Task data
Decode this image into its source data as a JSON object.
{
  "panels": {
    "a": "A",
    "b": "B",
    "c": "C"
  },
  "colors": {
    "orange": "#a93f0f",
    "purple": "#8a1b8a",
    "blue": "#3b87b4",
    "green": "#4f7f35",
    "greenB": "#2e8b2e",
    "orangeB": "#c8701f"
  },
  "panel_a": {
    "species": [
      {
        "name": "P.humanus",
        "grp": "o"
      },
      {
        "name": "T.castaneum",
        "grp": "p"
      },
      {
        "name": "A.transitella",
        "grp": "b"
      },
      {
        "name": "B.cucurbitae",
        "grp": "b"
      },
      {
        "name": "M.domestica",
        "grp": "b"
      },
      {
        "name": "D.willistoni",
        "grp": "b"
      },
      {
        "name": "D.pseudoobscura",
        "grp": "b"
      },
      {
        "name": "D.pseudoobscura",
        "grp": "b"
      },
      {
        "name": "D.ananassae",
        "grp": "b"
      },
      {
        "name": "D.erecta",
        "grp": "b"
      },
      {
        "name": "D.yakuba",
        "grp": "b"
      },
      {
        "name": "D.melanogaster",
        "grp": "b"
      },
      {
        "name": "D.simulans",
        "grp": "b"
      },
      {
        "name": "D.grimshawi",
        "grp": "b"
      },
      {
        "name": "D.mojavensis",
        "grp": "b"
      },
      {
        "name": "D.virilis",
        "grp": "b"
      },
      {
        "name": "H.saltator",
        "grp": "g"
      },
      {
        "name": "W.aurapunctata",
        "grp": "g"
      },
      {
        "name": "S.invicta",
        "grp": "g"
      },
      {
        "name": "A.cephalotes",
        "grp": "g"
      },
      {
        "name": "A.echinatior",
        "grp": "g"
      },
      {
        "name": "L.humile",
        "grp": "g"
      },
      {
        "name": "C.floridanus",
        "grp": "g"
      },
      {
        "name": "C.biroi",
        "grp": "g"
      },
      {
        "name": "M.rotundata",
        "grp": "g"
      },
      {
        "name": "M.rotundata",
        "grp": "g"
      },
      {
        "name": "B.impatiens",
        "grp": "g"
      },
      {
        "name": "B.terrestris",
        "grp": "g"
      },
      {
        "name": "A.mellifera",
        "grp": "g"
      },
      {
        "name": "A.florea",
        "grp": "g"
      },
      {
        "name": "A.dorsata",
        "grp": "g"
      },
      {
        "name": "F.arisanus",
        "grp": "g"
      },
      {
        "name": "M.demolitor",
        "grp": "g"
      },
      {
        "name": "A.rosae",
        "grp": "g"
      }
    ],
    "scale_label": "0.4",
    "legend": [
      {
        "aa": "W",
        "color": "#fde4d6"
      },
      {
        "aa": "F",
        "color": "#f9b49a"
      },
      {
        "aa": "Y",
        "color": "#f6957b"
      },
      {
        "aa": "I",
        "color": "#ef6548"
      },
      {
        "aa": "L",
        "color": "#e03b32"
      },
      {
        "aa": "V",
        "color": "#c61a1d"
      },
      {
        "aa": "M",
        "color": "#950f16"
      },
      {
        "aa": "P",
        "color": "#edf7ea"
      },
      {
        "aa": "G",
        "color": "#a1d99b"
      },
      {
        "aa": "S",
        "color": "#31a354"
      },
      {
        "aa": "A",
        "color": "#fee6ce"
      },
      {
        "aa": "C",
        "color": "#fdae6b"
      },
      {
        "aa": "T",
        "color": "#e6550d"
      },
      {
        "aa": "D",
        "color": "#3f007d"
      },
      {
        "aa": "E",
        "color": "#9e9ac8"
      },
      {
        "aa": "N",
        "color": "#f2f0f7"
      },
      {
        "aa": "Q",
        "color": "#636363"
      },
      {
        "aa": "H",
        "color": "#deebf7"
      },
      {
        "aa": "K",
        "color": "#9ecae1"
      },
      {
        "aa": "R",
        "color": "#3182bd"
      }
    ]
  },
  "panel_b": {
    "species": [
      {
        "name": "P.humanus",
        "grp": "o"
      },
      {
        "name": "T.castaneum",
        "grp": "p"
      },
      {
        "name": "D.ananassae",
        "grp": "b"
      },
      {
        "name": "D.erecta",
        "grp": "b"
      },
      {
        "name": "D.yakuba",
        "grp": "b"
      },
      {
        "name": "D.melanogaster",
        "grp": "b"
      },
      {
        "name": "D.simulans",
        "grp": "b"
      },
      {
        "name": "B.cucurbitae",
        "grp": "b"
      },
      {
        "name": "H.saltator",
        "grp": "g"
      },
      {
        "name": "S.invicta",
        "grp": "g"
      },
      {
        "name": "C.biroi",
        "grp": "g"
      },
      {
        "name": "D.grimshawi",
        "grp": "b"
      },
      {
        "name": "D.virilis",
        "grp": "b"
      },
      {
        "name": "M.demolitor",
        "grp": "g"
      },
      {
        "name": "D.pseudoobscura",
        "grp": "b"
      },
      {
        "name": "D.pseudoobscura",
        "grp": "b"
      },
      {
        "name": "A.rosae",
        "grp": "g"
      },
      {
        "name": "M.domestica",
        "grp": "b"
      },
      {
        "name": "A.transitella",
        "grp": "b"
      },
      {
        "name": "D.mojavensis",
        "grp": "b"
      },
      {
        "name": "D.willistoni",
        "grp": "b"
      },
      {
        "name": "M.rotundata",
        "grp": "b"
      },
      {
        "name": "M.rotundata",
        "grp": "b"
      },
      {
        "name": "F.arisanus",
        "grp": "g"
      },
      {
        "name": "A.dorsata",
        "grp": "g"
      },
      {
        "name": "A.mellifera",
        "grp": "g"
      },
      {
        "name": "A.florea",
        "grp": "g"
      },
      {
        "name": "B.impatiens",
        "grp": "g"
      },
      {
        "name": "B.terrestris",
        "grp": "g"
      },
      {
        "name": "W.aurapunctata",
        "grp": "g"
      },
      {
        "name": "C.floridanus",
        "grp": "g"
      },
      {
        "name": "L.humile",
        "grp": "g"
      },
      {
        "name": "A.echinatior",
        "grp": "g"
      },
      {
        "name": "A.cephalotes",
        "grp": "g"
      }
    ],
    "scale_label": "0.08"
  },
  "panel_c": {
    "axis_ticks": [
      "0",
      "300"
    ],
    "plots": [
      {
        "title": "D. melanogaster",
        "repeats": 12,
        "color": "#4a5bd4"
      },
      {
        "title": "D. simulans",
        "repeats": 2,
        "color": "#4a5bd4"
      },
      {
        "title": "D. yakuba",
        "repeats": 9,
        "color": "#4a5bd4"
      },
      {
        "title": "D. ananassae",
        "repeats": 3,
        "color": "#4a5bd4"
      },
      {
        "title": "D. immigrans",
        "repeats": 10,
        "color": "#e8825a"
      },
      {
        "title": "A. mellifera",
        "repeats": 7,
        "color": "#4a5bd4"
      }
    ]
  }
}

To be done
Would you restate each of the entries word for word?

Correct response
Decode this image into its source data as a JSON object.
{
  "panels": {
    "a": "A",
    "b": "B",
    "c": "C"
  },
  "colors": {
    "orange": "#a93f0f",
    "purple": "#8a1b8a",
    "blue": "#3b87b4",
    "green": "#4f7f35",
    "greenB": "#2e8b2e",
    "orangeB": "#c8701f"
  },
  "panel_a": {
    "species": [
      {
        "name": "P.humanus",
        "grp": "o"
      },
      {
        "name": "T.castaneum",
        "grp": "p"
      },
      {
        "name": "A.transitella",
        "grp": "b"
      },
      {
        "name": "B.cucurbitae",
        "grp": "b"
      },
      {
        "name": "M.domestica",
        "grp": "b"
      },
      {
        "name": "D.willistoni",
        "grp": "b"
      },
      {
        "name": "D.pseudoobscura",
        "grp": "b"
      },
      {
        "name": "D.pseudoobscura",
        "grp": "b"
      },
      {
        "name": "D.ananassae",
        "grp": "b"
      },
      {
        "name": "D.erecta",
        "grp": "b"
      },
      {
        "name": "D.yakuba",
        "grp": "b"
      },
      {
        "name": "D.melanogaster",
        "grp": "b"
      },
      {
        "name": "D.simulans",
        "grp": "b"
      },
      {
        "name": "D.grimshawi",
        "grp": "b"
      },
      {
        "name": "D.mojavensis",
        "grp": "b"
      },
      {
        "name": "D.virilis",
        "grp": "b"
      },
      {
        "name": "H.saltator",
        "grp": "g"
      },
      {
        "name": "W.aurapunctata",
        "grp": "g"
      },
      {
        "name": "S.invicta",
        "grp": "g"
      },
      {
        "name": "A.cephalotes",
        "grp": "g"
      },
      {
        "name": "A.echinatior",
        "grp": "g"
      },
      {
        "name": "L.humile",
        "grp": "g"
      },
      {
        "name": "C.floridanus",
        "grp": "g"
      },
      {
        "name": "C.biroi",
        "grp": "g"
      },
      {
        "name": "M.rotundata",
        "grp": "g"
      },
      {
        "name": "M.rotundata",
        "grp": "g"
      },
      {
        "name": "B.impatiens",
        "grp": "g"
      },
      {
        "name": "B.terrestris",
        "grp": "g"
      },
      {
        "name": "A.mellifera",
        "grp": "g"
      },
      {
        "name": "A.florea",
        "grp": "g"
      },
      {
        "name": "A.dorsata",
        "grp": "g"
      },
      {
        "name": "F.arisanus",
        "grp": "g"
      },
      {
        "name": "M.demolitor",
        "grp": "g"
      },
      {
        "name": "A.rosae",
        "grp": "g"
      }
    ],
    "scale_label": "0.4",
    "legend": [
      {
        "aa": "W",
        "color": "#fde4d6"
      },
      {
        "aa": "F",
        "color": "#f9b49a"
      },
      {
        "aa": "Y",
        "color": "#f6957b"
      },
      {
        "aa": "I",
        "color": "#ef6548"
      },
      {
        "aa": "L",
        "color": "#e03b32"
      },
      {
        "aa": "V",
        "color": "#c61a1d"
      },
      {
        "aa": "M",
        "color": "#950f16"
      },
      {
        "aa": "P",
        "color": "#edf7ea"
      },
      {
        "aa": "G",
        "color": "#a1d99b"
      },
      {
        "aa": "S",
        "color": "#31a354"
      },
      {
        "aa": "A",
        "color": "#fee6ce"
      },
      {
        "aa": "C",
        "color": "#fdae6b"
      },
      {
        "aa": "T",
        "color": "#e6550d"
      },
      {
        "aa": "D",
        "color": "#3f007d"
      },
      {
        "aa": "E",
        "color": "#9e9ac8"
      },
      {
        "aa": "N",
        "color": "#f2f0f7"
      },
      {
        "aa": "Q",
        "color": "#636363"
      },
      {
        "aa": "H",
        "color": "#deebf7"
      },
      {
        "aa": "K",
        "color": "#9ecae1"
      },
      {
        "aa": "R",
        "color": "#3182bd"
      }
    ]
  },
  "panel_b": {
    "species": [
      {
        "name": "P.humanus",
        "grp": "o"
      },
      {
        "name": "T.castaneum",
        "grp": "p"
      },
      {
        "name": "D.ananassae",
        "grp": "b"
      },
      {
        "name": "D.erecta",
        "grp": "b"
      },
      {
        "name": "D.yakuba",
        "grp": "b"
      },
      {
        "name": "D.melanogaster",
        "grp": "b"
      },
      {
        "name": "D.simulans",
        "grp": "b"
      },
      {
        "name": "B.cucurbitae",
        "grp": "b"
      },
      {
        "name": "H.saltator",
        "grp": "g"
      },
      {
        "name": "S.invicta",
        "grp": "g"
      },
      {
        "name": "C.biroi",
        "grp": "g"
      },
      {
        "name": "D.grimshawi",
        "grp": "b"
      },
      {
        "name": "D.virilis",
        "grp": "b"
      },
      {
        "name": "M.demolitor",
        "grp": "g"
      },
      {
        "name": "D.pseudoobscura",
        "grp": "b"
      },
      {
        "name": "D.pseudoobscura",
        "grp": "b"
      },
      {
        "name": "A.rosae",
        "grp": "g"
      },
      {
        "name": "M.domestica",
        "grp": "b"
      },
      {
        "name": "A.transitella",
        "grp": "b"
      },
      {
        "name": "D.mojavensis",
        "grp": "b"
      },
      {
        "name": "D.willistoni",
        "grp": "b"
      },
      {
        "name": "M.rotundata",
        "grp": "b"
      },
      {
        "name": "M.rotundata",
        "grp": "b"
      },
      {
        "name": "F.arisanus",
        "grp": "g"
      },
      {
        "name": "A.dorsata",
        "grp": "g"
      },
      {
        "name": "A.mellifera",
        "grp": "g"
      },
      {
        "name": "A.florea",
        "grp": "g"
      },
      {
        "name": "B.impatiens",
        "grp": "g"
      },
      {
        "name": "B.terrestris",
        "grp": "g"
      },
      {
        "name": "W.aurapunctata",
        "grp": "g"
      },
      {
        "name": "C.floridanus",
        "grp": "g"
      },
      {
        "name": "L.humile",
        "grp": "g"
      },
      {
        "name": "A.echinatior",
        "grp": "g"
      },
      {
        "name": "A.cephalotes",
        "grp": "g"
      }
    ],
    "scale_label": "0.08"
  },
  "panel_c": {
    "axis_ticks": [
      "0",
      "300"
    ],
    "plots": [
      {
        "title": "D. melanogaster",
        "repeats": 12,
        "color": "#4a5bd4"
      },
      {
        "title": "D. simulans",
        "repeats": 2,
        "color": "#4a5bd4"
      },
      {
        "title": "D. yakuba",
        "repeats": 9,
        "color": "#4a5bd4"
      },
      {
        "title": "D. ananassae",
        "repeats": 3,
        "color": "#4a5bd4"
      },
      {
        "title": "D. immigrans",
        "repeats": 10,
        "color": "#e8825a"
      },
      {
        "title": "A. mellifera",
        "repeats": 7,
        "color": "#4a5bd4"
      }
    ]
  }
}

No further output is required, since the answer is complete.